__The task__. Pull out each line of the records holding the string "계산합니다".

__Raw records__.
- - -

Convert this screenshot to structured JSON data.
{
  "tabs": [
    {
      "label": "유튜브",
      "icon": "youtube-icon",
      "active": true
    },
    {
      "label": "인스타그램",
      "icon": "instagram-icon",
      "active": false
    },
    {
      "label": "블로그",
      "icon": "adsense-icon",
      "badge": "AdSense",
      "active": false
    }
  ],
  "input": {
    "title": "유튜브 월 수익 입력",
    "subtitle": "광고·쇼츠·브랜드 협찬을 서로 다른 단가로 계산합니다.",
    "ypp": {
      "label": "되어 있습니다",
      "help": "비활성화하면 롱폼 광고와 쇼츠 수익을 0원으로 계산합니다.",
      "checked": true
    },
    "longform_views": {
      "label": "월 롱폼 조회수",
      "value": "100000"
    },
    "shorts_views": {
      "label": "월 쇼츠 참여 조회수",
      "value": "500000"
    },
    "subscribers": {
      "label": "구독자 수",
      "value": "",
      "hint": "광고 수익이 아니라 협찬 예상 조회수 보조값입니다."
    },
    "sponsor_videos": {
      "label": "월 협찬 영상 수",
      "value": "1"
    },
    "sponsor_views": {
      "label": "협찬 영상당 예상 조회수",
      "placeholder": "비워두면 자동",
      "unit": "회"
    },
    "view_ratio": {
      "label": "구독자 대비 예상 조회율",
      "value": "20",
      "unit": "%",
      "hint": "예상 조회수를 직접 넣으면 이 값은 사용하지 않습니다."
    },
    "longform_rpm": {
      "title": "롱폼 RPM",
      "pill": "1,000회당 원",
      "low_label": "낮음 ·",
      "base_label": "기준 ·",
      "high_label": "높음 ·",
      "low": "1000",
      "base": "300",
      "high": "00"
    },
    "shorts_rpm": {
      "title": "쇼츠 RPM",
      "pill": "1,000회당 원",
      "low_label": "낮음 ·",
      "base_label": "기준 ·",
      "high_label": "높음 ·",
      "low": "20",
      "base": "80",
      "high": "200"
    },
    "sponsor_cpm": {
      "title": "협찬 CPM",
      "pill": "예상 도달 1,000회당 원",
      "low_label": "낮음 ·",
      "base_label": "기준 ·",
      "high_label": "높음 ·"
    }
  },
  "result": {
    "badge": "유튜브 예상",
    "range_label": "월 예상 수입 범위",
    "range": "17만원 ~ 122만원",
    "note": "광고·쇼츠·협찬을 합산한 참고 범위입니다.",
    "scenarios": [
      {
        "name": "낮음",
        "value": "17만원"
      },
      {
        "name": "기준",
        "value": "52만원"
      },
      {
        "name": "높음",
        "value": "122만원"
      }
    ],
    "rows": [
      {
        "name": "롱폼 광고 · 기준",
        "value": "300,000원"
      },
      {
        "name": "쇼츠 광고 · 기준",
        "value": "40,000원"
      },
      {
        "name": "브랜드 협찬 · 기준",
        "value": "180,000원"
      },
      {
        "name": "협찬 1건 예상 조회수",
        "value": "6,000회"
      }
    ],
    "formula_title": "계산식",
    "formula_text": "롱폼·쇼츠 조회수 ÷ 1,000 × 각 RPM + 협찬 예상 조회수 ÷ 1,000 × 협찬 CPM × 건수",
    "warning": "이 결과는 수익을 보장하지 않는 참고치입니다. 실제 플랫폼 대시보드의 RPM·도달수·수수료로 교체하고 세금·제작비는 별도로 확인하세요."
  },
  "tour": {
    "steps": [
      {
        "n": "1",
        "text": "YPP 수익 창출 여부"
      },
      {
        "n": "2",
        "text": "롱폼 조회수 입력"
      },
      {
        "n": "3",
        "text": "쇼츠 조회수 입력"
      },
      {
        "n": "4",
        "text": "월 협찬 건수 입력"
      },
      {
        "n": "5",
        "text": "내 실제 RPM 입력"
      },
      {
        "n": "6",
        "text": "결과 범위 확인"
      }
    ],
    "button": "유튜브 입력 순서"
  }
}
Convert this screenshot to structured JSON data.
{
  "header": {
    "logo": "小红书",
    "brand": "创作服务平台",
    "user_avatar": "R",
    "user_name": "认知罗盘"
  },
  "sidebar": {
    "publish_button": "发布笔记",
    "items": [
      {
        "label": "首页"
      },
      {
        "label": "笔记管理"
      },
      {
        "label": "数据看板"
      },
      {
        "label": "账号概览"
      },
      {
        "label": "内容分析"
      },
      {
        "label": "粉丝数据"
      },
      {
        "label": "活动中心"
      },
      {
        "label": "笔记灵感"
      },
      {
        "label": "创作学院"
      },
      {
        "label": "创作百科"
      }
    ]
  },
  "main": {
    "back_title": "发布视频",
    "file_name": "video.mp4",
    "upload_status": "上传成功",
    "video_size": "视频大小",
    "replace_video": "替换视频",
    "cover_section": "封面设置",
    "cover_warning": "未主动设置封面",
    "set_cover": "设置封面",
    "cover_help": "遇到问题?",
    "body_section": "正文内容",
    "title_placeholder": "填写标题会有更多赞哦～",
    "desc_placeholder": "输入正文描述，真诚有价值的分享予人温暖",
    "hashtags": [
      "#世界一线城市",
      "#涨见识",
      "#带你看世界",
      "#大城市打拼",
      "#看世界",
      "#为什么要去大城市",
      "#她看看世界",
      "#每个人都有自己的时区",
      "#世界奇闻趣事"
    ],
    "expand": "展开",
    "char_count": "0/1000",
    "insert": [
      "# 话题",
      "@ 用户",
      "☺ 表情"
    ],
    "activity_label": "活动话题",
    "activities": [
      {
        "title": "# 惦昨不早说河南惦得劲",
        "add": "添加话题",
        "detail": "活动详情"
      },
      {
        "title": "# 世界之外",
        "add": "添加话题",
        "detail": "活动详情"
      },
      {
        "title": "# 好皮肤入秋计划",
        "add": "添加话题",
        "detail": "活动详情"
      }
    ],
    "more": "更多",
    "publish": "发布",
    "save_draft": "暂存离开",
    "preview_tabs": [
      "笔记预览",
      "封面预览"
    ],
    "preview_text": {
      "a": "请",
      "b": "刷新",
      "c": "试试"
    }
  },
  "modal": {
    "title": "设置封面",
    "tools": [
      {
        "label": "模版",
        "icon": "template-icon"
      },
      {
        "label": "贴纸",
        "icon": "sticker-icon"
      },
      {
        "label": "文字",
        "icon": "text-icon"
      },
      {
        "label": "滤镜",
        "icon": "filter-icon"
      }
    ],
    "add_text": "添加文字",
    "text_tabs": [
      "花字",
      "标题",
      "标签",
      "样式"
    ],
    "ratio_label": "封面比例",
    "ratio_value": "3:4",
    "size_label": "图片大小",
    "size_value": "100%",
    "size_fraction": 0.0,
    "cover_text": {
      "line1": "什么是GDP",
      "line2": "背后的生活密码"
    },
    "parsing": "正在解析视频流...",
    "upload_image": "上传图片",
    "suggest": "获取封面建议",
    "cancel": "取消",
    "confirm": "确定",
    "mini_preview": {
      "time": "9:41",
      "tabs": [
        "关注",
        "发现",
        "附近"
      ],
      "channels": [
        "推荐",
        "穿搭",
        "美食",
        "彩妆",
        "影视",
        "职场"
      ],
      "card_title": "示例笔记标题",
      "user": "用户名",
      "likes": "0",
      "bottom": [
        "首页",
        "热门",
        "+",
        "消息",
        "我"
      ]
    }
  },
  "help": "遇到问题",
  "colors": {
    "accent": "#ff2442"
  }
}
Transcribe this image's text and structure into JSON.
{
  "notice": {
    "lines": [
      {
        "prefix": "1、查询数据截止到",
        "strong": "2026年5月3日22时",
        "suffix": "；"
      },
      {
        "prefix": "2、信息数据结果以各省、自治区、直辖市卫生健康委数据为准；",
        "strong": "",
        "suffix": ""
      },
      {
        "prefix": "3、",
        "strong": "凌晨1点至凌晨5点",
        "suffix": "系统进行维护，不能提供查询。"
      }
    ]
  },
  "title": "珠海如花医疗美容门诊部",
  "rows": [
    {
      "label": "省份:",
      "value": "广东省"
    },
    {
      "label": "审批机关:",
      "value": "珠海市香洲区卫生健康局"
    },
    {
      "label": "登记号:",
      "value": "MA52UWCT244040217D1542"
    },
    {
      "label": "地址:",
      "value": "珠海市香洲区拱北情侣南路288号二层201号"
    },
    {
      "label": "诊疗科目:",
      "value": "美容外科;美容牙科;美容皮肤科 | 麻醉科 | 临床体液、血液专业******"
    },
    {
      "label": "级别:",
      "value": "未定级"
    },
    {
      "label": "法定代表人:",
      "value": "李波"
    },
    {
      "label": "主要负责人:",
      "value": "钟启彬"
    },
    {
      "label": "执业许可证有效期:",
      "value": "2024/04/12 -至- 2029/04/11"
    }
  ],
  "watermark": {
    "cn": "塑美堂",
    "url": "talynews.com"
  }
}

- - -

__Task answer__.
    "subtitle": "광고·쇼츠·브랜드 협찬을 서로 다른 단가로 계산합니다.",
      "help": "비활성화하면 롱폼 광고와 쇼츠 수익을 0원으로 계산합니다.",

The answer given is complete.